=== Data provided ===

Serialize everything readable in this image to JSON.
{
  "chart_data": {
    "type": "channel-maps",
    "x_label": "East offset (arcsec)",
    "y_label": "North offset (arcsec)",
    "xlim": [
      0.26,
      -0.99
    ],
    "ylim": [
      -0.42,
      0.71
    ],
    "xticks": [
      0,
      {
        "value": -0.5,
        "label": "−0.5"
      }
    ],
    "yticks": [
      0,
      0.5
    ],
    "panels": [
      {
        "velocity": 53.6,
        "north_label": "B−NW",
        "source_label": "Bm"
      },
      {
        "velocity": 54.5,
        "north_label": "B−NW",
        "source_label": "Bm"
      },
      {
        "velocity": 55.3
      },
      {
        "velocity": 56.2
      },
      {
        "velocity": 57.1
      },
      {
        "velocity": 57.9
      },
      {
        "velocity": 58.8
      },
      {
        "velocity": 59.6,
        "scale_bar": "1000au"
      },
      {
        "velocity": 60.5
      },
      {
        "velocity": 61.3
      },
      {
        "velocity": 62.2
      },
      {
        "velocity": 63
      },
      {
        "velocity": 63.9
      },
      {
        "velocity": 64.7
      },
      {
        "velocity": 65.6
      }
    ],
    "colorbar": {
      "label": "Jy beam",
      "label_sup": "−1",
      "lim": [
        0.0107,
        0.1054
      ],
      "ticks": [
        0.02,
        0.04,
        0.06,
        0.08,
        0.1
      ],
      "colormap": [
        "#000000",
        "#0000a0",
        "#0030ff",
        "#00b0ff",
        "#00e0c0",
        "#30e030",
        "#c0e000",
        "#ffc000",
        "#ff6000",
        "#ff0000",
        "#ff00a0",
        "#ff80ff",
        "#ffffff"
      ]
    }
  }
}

===

# Do this
Collect the lines of the data that carry the word "arcsec".

# Solution to the exercise
    "x_label": "East offset (arcsec)",
    "y_label": "North offset (arcsec)",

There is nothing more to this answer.